= GIVEN PROBLEM =
Write out the listing below in full and exactly, leaving out every picture.

= RECORD SET =
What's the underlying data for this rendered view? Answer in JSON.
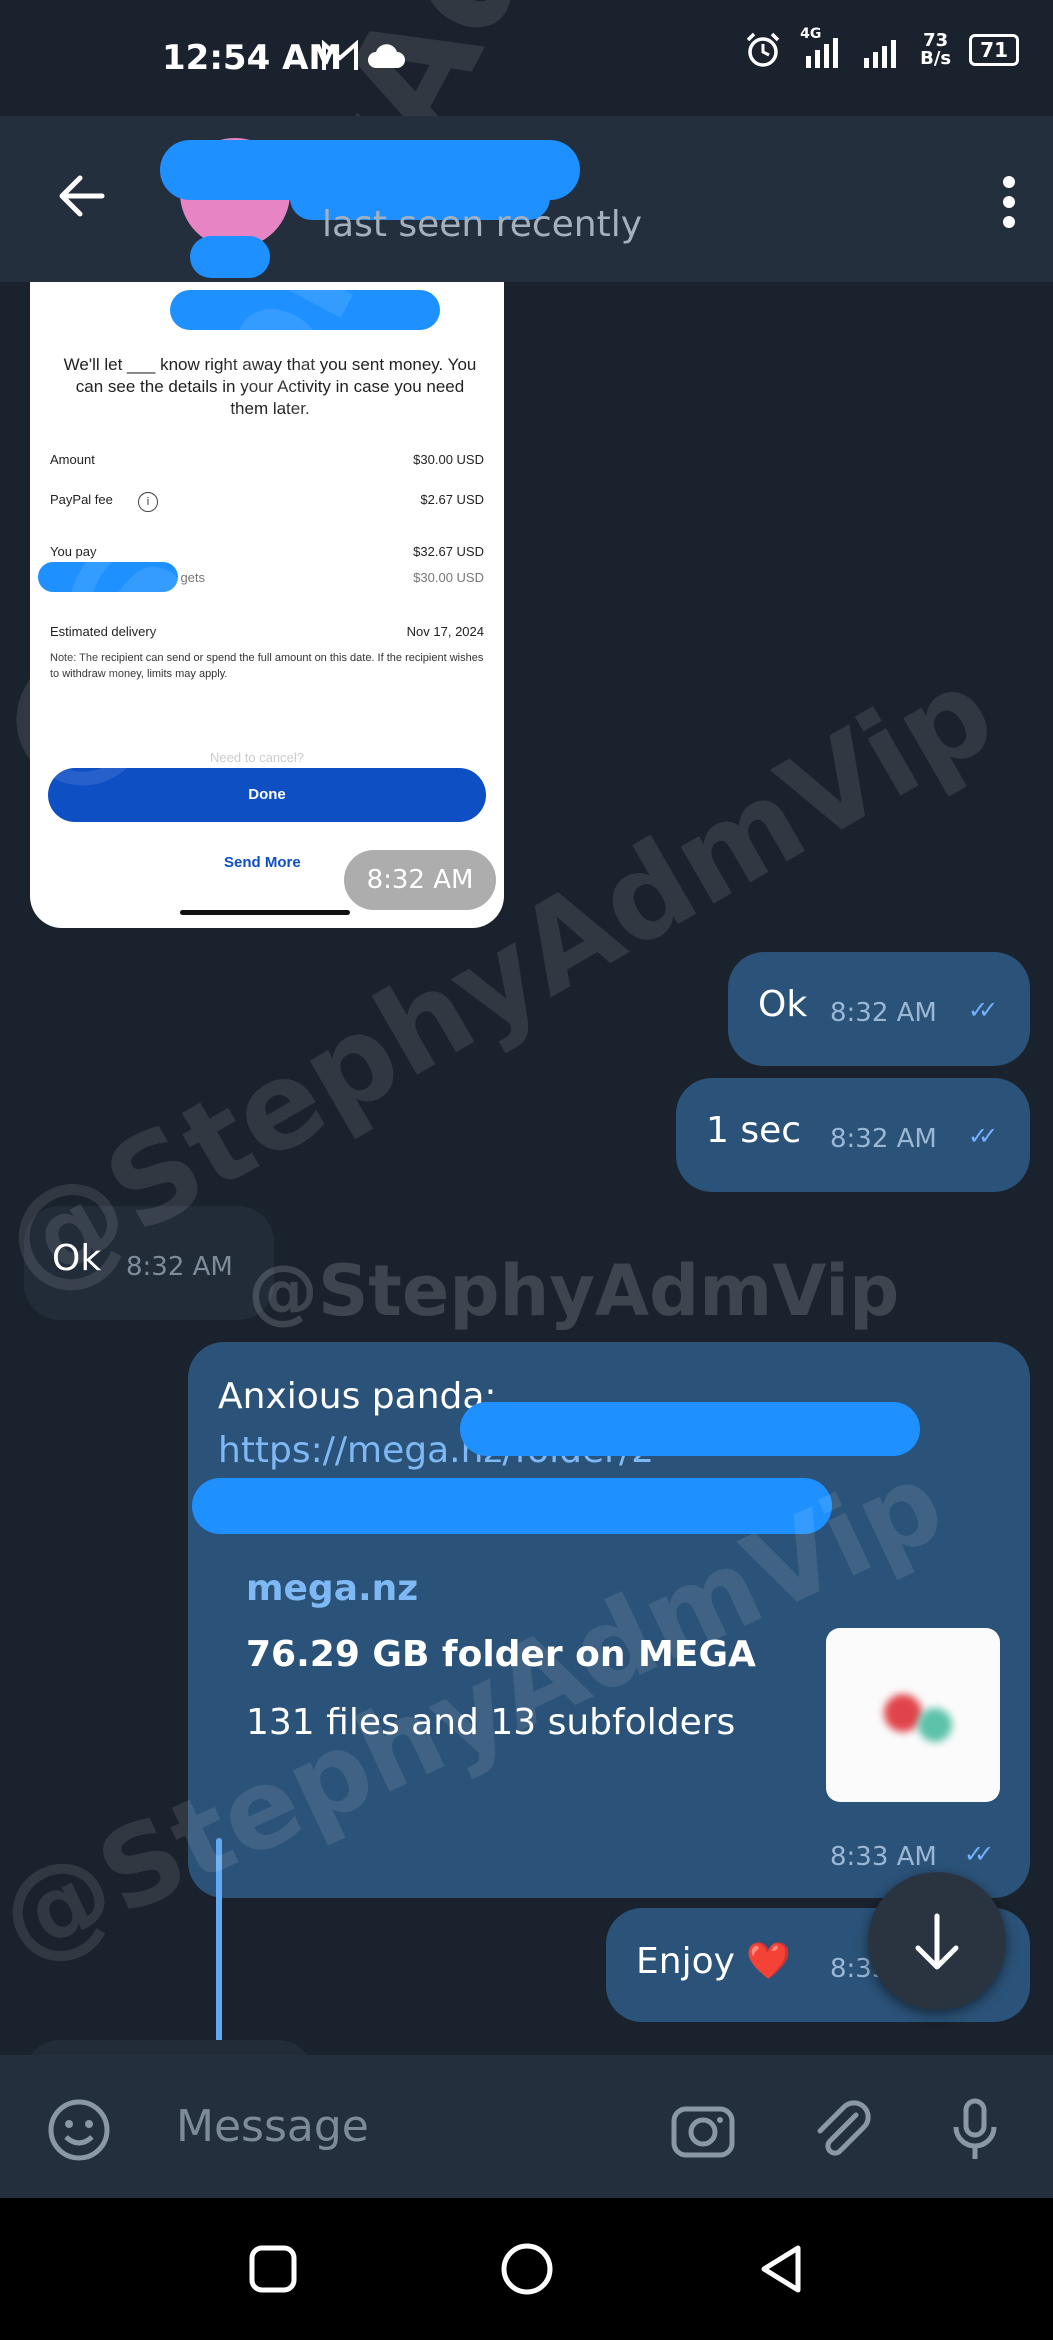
{
  "status_bar": {
    "time": "12:54 AM",
    "network_type": "4G",
    "data_speed_value": "73",
    "data_speed_unit": "B/s",
    "battery": "71",
    "icons": [
      "gmail-icon",
      "cloud-icon",
      "alarm-icon",
      "signal-icon",
      "signal-icon-2"
    ]
  },
  "header": {
    "contact_name": "",
    "status": "last seen recently"
  },
  "photo_message": {
    "intro_text": "We'll let ___ know right away that you sent money. You can see the details in your Activity in case you need them later.",
    "rows": [
      {
        "label": "Amount",
        "value": "$30.00 USD"
      },
      {
        "label": "PayPal fee",
        "value": "$2.67 USD"
      },
      {
        "label": "You pay",
        "value": "$32.67 USD"
      },
      {
        "label": "...mail.com gets",
        "value": "$30.00 USD"
      },
      {
        "label": "Estimated delivery",
        "value": "Nov 17, 2024"
      }
    ],
    "note": "Note: The recipient can send or spend the full amount on this date. If the recipient wishes to withdraw money, limits may apply.",
    "need_to_cancel": "Need to cancel?",
    "done_label": "Done",
    "send_more_label": "Send More",
    "time": "8:32 AM"
  },
  "messages": [
    {
      "direction": "out",
      "text": "Ok",
      "time": "8:32 AM",
      "status": "read"
    },
    {
      "direction": "out",
      "text": "1 sec",
      "time": "8:32 AM",
      "status": "read"
    },
    {
      "direction": "in",
      "text": "Ok",
      "time": "8:32 AM"
    },
    {
      "direction": "out",
      "text": "Anxious panda:",
      "link": "https://mega.nz/folder/2",
      "time": "8:33 AM",
      "status": "read"
    },
    {
      "direction": "out",
      "text": "Enjoy ❤️",
      "time": "8:33 AM",
      "status": "read"
    }
  ],
  "link_preview": {
    "site": "mega.nz",
    "title": "76.29 GB folder on MEGA",
    "description": "131 files and 13 subfolders"
  },
  "watermark": "@StephyAdmVip",
  "input_bar": {
    "placeholder": "Message"
  },
  "colors": {
    "background": "#1a222d",
    "header": "#242f3d",
    "outgoing_bubble": "#2b5278",
    "incoming_bubble": "#222c39",
    "link": "#62a9f3",
    "paypal_blue": "#0f4fc4"
  }
}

= EXERCISE RESULT =
What's the underlying data for this rendered view? Answer in JSON.
{
  "status_bar": {
    "time": "12:54 AM",
    "network_type": "4G",
    "data_speed_value": "73",
    "data_speed_unit": "B/s",
    "battery": "71",
    "icons": [
      "gmail-icon",
      "cloud-icon",
      "alarm-icon",
      "signal-icon",
      "signal-icon-2"
    ]
  },
  "header": {
    "contact_name": "",
    "status": "last seen recently"
  },
  "photo_message": {
    "intro_text": "We'll let ___ know right away that you sent money. You can see the details in your Activity in case you need them later.",
    "rows": [
      {
        "label": "Amount",
        "value": "$30.00 USD"
      },
      {
        "label": "PayPal fee",
        "value": "$2.67 USD"
      },
      {
        "label": "You pay",
        "value": "$32.67 USD"
      },
      {
        "label": "...mail.com gets",
        "value": "$30.00 USD"
      },
      {
        "label": "Estimated delivery",
        "value": "Nov 17, 2024"
      }
    ],
    "note": "Note: The recipient can send or spend the full amount on this date. If the recipient wishes to withdraw money, limits may apply.",
    "need_to_cancel": "Need to cancel?",
    "done_label": "Done",
    "send_more_label": "Send More",
    "time": "8:32 AM"
  },
  "messages": [
    {
      "direction": "out",
      "text": "Ok",
      "time": "8:32 AM",
      "status": "read"
    },
    {
      "direction": "out",
      "text": "1 sec",
      "time": "8:32 AM",
      "status": "read"
    },
    {
      "direction": "in",
      "text": "Ok",
      "time": "8:32 AM"
    },
    {
      "direction": "out",
      "text": "Anxious panda:",
      "link": "https://mega.nz/folder/2",
      "time": "8:33 AM",
      "status": "read"
    },
    {
      "direction": "out",
      "text": "Enjoy ❤️",
      "time": "8:33 AM",
      "status": "read"
    }
  ],
  "link_preview": {
    "site": "mega.nz",
    "title": "76.29 GB folder on MEGA",
    "description": "131 files and 13 subfolders"
  },
  "watermark": "@StephyAdmVip",
  "input_bar": {
    "placeholder": "Message"
  },
  "colors": {
    "background": "#1a222d",
    "header": "#242f3d",
    "outgoing_bubble": "#2b5278",
    "incoming_bubble": "#222c39",
    "link": "#62a9f3",
    "paypal_blue": "#0f4fc4"
  }
}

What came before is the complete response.